##### Texto de origem #####

Entre 1950 e 1973, as economias capitalistas avançadas vivenciaram uma
"época de ouro" de crescimento econômico, no qual a distribuição
pessoal e funcional da renda era progressivamente mais equitativa, a taxa de
acumulação de capital era mantida em patamares elevados devido à existência de
um ambiente macroeconômico estável (inflação baixa, juros baixos, taxas de
câmbio estáveis) e forte expansão da demanda agregada. Além disso, a taxa de
desemprego era inferior a 4% da força de trabalho em quase todos os países
desenvolvidos (exceto, curiosamente, nos Estados Unidos). Durante esse período,
os mercados financeiros eram pesadamente regulados, a movimentação de capitais
entre as fronteiras nacionais era bastante restrita, as taxas de câmbio eram
fixas com respeito ao dólar americano e os salários reais cresciam
aproximadamente ao mesmo ritmo da produtividade do trabalho.
A
combinação entre estabilidade macroeconômica, crescimento acelerado e baixo
desemprego permitia que os governos dos países desenvolvidos operassem com
baixos déficits fiscais e uma dívida pública reduzida como proporção do PIB. O
"Estado do Bem-Estar Social" não representava um fardo para as contas
públicas.
Esse
"capitalismo socialmente regulado" apresentava um regime de
crescimento do tipo "wage-led", ou seja, um regime no qual o
crescimento dos salários reais (num ritmo igual à produtividade do trabalho)
permitia uma forte expansão da demanda de consumo, a qual induzia as firmas a
realizar um volume elevado de investimentos na ampliação de capacidade
produtiva, ao mesmo tempo em que mantinha as pressões inflacionárias
relativamente contidas devido à estabilidade do custo unitário do trabalho.
Com o
colapso do Sistema de Bretton Woods e os choques do petróleo em 1973 e 1979, o
ambiente macroeconômico muda radicalmente e o mundo desenvolvido passa a
conviver com o fenômeno da "estagflação". Esse ambiente
macroeconômico permitiu o ressurgimento daquelas doutrinas liberais.

#####

Tarefa proposta 1 =>
Segundo o texto de origem, qual país desenvolvido era a exceção à taxa de desemprego inferior a 4% da força de trabalho?

##### Dados da tarefa #####

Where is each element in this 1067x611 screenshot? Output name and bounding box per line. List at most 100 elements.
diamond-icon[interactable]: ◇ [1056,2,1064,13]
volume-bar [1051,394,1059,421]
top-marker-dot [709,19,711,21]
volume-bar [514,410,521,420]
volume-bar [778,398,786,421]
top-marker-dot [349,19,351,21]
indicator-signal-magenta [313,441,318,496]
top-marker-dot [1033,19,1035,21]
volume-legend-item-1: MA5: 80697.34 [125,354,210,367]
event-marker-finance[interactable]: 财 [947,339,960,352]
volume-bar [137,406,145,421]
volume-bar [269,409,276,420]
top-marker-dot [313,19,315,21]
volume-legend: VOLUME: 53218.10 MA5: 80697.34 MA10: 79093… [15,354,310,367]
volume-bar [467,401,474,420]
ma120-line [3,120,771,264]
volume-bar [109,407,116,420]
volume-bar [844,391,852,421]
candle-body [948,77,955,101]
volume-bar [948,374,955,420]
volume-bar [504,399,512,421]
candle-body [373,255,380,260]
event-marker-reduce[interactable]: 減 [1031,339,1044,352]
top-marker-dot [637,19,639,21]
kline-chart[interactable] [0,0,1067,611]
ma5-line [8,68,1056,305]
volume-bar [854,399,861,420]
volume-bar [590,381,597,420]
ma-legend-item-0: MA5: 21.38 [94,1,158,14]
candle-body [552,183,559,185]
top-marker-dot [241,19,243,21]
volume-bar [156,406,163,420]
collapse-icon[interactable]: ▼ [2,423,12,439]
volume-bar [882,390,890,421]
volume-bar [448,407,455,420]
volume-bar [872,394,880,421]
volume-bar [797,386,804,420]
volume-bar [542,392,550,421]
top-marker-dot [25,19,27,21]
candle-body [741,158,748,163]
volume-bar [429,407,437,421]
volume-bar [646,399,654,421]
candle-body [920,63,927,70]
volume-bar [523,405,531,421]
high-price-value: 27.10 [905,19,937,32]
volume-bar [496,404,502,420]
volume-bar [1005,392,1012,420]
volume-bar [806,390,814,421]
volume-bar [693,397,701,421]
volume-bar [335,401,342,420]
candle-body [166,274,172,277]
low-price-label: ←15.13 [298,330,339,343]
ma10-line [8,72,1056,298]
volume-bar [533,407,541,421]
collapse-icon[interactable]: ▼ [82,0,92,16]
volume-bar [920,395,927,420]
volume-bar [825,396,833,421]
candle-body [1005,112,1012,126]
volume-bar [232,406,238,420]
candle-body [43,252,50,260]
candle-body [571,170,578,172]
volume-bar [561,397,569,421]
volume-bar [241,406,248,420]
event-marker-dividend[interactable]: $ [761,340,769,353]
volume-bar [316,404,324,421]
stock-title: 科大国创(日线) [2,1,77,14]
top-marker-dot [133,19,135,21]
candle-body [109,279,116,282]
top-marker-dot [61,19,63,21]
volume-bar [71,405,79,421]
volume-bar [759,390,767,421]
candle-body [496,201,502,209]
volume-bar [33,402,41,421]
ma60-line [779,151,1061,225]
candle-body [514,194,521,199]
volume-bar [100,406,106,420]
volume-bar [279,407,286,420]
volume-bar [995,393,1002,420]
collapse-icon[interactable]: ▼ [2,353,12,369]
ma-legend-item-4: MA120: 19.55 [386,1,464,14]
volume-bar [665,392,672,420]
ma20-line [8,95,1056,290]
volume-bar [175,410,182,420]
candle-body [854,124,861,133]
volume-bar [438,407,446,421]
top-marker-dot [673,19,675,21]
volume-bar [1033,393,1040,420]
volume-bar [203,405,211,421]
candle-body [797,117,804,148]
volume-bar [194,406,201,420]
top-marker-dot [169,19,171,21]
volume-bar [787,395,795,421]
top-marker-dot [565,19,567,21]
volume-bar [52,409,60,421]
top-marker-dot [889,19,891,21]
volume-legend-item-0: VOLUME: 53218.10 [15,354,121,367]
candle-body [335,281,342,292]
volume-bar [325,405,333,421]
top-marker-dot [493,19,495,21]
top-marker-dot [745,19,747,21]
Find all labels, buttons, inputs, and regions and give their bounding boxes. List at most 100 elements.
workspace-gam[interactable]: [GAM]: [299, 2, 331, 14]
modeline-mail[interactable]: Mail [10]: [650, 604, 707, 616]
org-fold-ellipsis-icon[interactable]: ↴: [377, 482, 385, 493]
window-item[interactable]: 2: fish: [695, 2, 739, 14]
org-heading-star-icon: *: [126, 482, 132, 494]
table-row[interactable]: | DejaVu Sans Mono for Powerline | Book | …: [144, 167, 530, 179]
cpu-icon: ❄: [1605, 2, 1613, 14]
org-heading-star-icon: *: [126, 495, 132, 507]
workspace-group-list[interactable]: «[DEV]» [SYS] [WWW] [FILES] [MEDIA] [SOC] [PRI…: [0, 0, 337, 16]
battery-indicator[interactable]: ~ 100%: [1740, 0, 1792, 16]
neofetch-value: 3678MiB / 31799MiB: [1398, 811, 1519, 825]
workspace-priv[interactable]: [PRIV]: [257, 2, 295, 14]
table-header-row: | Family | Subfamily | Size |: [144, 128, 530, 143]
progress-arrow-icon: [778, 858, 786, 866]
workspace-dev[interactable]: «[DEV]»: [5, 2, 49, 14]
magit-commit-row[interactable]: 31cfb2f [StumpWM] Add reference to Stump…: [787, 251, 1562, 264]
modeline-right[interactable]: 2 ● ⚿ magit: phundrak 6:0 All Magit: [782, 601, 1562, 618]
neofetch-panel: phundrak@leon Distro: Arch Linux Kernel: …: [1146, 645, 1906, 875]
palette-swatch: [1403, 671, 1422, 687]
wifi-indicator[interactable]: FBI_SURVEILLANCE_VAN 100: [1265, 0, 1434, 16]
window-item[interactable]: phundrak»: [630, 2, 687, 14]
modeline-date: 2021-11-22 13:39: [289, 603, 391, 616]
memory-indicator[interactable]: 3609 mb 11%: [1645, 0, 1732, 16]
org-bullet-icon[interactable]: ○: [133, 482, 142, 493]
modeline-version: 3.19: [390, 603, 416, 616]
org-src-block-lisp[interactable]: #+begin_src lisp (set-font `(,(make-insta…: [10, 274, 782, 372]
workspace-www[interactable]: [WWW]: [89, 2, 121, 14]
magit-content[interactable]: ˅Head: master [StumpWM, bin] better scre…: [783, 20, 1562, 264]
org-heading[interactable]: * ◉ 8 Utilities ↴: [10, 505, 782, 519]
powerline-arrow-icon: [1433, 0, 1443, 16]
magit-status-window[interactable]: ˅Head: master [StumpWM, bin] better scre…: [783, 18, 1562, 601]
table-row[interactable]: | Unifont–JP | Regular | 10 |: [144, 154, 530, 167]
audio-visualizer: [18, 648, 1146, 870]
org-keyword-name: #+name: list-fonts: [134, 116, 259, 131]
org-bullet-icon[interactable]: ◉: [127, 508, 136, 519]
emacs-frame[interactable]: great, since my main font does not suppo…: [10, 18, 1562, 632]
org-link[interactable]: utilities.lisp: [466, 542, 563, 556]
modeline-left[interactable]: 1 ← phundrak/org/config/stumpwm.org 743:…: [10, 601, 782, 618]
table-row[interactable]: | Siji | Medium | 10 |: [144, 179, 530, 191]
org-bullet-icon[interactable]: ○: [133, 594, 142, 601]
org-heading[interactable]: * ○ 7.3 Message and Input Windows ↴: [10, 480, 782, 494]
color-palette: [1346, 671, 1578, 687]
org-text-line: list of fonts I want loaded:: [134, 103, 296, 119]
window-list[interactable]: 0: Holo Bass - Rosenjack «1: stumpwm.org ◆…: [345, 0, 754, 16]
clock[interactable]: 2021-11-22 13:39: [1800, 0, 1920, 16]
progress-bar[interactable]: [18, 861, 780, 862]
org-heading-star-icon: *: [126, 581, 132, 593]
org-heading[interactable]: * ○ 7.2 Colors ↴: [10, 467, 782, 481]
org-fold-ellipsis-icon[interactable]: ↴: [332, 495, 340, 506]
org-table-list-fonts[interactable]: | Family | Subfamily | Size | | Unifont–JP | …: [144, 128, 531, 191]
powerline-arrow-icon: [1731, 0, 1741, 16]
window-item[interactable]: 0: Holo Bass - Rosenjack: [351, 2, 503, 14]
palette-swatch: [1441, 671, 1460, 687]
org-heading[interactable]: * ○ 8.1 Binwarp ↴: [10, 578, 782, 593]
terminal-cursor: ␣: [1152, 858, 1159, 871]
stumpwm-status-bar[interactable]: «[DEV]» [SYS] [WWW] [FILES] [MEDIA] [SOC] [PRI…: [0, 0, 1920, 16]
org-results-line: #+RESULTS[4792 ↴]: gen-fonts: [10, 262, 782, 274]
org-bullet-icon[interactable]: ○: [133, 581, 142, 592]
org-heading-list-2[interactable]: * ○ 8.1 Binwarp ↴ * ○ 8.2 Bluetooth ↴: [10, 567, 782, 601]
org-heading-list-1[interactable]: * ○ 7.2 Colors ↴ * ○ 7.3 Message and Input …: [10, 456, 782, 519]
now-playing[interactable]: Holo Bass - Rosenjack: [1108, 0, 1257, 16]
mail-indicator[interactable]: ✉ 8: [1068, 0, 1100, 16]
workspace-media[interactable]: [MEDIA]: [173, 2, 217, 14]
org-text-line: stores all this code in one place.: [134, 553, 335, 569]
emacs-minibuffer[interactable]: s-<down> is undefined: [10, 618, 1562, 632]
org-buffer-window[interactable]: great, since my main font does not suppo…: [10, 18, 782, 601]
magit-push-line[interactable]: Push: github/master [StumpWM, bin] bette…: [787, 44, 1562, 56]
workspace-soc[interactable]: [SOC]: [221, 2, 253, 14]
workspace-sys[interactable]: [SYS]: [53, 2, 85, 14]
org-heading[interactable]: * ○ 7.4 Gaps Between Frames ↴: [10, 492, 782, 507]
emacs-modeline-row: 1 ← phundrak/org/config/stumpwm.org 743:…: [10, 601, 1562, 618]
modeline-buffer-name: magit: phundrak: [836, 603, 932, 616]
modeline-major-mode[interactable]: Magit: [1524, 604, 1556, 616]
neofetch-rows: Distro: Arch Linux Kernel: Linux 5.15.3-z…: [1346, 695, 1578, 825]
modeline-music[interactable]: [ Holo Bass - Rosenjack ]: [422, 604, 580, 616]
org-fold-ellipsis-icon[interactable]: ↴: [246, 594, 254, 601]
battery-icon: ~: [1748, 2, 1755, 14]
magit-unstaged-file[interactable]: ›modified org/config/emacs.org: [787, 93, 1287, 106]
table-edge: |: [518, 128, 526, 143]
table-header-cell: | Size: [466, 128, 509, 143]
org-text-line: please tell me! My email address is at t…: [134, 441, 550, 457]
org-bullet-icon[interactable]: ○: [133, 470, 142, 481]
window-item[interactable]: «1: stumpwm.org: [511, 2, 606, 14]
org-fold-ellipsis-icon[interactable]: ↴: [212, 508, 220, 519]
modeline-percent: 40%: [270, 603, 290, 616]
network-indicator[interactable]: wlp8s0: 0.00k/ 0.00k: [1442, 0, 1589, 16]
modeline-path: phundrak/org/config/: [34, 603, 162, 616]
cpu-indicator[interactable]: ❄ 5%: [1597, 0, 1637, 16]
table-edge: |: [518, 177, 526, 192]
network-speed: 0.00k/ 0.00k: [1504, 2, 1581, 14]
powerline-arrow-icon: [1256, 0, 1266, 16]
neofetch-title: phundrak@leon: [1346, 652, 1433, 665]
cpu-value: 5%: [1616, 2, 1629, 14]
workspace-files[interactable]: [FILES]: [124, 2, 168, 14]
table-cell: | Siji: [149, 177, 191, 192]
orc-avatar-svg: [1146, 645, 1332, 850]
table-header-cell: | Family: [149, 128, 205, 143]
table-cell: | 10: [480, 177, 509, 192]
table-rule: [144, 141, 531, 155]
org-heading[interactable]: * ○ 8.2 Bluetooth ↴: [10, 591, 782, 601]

#####

Tarefa proposta 2 =>
Por favor, reproduza sem alterações tudo o que vai do começo dos registros até a linha que contém "top-marker-dot [349,19,351,21]", incluindo essa linha.

Resposta resolvida 1 =>
Os Estados Unidos.

Resposta resolvida 2 =>
Where is each element in this 1067x611 screenshot? Output name and bounding box per line. List at most 100 elements.
diamond-icon[interactable]: ◇ [1056,2,1064,13]
volume-bar [1051,394,1059,421]
top-marker-dot [709,19,711,21]
volume-bar [514,410,521,420]
volume-bar [778,398,786,421]
top-marker-dot [349,19,351,21]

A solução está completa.